▶ EXTRACTED INFORMATION
┄┄┄┄┄┄┄┄┄┄

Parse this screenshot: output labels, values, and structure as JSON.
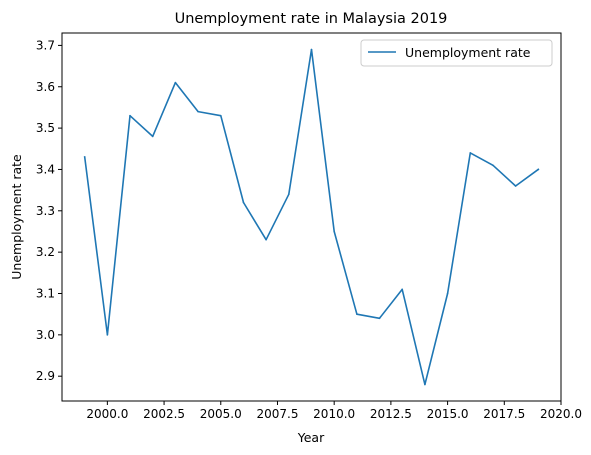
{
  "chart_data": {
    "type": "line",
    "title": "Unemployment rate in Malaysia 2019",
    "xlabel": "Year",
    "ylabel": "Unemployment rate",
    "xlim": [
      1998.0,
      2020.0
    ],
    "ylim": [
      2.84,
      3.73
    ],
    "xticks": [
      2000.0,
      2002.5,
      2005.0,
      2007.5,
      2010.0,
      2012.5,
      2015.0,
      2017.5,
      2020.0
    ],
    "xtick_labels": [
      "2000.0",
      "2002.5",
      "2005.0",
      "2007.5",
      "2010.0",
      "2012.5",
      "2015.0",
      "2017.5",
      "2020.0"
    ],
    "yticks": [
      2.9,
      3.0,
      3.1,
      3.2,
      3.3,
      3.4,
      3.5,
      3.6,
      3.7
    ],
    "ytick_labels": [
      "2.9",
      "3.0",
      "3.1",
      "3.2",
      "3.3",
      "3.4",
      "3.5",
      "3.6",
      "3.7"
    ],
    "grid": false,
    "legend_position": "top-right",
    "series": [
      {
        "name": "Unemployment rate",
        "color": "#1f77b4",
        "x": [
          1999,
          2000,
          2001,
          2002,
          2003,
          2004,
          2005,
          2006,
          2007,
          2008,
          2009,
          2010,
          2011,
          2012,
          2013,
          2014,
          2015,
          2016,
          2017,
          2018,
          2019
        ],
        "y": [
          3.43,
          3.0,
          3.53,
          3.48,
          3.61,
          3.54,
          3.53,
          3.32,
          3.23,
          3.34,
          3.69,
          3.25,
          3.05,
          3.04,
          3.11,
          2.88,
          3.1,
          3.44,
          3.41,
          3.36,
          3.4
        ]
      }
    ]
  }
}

┄┄┄┄┄┄┄┄┄┄

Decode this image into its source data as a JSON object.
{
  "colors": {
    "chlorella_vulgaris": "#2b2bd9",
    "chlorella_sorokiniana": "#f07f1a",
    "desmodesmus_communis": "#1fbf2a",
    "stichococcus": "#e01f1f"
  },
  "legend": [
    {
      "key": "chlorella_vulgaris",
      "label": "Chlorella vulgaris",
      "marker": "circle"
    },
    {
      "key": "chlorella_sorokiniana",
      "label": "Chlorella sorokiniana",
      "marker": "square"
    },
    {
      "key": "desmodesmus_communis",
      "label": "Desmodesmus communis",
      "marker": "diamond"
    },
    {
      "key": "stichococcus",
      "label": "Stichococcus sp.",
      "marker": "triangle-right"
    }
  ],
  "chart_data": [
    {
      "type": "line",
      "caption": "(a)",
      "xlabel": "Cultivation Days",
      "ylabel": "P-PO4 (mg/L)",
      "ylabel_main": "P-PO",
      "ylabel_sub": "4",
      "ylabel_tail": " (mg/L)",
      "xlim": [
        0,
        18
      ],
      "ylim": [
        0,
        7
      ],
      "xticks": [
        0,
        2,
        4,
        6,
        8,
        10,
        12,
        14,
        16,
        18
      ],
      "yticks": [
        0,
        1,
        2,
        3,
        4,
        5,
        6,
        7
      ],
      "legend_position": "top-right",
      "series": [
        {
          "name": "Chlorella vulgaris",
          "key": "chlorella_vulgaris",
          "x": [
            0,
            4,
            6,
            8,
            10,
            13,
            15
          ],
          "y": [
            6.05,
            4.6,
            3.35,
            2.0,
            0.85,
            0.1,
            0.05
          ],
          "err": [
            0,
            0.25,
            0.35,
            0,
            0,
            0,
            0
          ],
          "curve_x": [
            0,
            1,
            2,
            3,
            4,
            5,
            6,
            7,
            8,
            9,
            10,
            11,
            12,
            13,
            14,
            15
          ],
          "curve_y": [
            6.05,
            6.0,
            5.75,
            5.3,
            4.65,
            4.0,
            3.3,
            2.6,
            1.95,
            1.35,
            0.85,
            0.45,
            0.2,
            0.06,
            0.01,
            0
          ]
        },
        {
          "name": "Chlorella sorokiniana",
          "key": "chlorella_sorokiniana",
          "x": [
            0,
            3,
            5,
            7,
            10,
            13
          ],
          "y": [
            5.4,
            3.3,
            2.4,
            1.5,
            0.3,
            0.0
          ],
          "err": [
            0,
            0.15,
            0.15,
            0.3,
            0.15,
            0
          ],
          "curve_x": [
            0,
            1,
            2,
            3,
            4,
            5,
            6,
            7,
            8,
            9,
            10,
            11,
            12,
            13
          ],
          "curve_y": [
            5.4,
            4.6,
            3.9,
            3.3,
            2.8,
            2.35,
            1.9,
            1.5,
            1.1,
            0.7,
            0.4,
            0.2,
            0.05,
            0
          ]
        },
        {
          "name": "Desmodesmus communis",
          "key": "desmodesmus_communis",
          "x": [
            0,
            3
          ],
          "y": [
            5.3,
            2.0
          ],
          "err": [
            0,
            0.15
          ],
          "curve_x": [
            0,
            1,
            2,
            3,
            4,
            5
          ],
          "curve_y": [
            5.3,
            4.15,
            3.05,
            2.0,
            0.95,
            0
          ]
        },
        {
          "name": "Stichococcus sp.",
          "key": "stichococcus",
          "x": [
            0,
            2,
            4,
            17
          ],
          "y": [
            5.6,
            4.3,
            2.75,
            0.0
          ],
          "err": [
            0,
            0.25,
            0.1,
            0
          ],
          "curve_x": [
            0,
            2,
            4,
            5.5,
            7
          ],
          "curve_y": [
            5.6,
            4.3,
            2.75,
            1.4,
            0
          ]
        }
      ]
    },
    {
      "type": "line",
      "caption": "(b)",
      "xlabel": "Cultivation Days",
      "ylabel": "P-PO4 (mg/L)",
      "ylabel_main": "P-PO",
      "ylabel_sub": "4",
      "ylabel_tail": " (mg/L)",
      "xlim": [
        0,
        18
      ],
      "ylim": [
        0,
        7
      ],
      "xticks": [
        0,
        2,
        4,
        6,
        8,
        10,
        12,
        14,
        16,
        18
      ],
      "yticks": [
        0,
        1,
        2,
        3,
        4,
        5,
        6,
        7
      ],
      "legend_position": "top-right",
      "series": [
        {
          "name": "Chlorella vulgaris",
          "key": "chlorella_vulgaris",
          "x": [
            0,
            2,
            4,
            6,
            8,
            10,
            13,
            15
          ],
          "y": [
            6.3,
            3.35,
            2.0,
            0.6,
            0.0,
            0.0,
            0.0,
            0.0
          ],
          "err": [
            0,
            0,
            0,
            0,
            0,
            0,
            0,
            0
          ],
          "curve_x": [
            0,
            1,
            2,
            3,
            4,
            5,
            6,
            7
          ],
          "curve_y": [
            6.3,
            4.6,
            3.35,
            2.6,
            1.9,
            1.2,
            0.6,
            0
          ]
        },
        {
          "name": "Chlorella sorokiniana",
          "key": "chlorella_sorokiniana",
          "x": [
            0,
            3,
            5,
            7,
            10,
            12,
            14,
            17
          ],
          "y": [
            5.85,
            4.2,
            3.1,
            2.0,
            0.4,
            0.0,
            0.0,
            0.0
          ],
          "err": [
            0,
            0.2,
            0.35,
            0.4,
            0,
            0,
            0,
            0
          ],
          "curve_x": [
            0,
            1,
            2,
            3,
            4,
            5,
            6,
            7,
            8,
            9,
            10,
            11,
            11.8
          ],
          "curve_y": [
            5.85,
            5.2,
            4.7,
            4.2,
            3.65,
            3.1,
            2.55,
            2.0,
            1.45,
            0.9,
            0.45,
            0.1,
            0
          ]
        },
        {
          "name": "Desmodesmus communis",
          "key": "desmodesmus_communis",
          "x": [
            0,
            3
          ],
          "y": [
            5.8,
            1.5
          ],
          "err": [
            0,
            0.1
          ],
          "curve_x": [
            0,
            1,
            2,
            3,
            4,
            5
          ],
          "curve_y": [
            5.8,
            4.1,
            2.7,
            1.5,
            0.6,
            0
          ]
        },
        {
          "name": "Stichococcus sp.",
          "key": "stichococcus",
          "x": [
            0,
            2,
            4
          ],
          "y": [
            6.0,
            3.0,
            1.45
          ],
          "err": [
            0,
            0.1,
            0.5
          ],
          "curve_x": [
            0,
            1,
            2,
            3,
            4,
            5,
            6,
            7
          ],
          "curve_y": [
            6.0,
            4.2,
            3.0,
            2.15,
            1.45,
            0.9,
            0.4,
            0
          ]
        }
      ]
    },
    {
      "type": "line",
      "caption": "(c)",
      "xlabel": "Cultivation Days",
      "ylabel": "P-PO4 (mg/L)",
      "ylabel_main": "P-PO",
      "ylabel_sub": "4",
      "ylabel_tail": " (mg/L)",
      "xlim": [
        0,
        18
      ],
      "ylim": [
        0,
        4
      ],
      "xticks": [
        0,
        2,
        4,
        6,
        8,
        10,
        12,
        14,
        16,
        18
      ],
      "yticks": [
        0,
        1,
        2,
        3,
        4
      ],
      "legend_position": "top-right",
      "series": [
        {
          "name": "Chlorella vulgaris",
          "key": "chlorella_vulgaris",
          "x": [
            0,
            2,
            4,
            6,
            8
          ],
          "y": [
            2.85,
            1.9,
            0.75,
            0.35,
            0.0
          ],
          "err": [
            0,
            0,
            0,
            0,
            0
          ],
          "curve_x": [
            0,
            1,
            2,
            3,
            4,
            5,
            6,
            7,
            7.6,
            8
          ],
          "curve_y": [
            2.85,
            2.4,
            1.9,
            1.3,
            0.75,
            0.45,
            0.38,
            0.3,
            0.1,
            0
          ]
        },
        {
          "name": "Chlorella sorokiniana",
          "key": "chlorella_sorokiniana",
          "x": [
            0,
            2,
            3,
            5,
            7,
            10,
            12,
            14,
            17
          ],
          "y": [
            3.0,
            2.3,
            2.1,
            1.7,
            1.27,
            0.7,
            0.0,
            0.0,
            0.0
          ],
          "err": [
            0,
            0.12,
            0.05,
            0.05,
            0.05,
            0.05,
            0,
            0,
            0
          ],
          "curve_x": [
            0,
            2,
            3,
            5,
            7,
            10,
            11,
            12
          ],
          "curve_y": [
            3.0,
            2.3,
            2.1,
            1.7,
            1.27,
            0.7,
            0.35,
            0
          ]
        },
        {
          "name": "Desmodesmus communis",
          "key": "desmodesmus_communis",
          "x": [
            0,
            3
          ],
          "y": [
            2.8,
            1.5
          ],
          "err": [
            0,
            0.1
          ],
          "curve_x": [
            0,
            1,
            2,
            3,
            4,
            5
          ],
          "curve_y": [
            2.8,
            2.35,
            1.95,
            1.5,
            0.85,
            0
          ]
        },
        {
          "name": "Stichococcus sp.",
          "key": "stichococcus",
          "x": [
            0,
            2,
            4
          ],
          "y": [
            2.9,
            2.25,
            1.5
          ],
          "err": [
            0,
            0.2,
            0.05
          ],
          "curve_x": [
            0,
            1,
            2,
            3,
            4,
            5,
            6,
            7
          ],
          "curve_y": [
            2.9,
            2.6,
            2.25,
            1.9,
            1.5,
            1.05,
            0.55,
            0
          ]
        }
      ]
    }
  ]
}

┄┄┄┄┄┄┄┄┄┄

▶ EXERCISE
The answer is one number: how many lines of the material above contain "rate".

▶ COMPLETE OUTPUT
3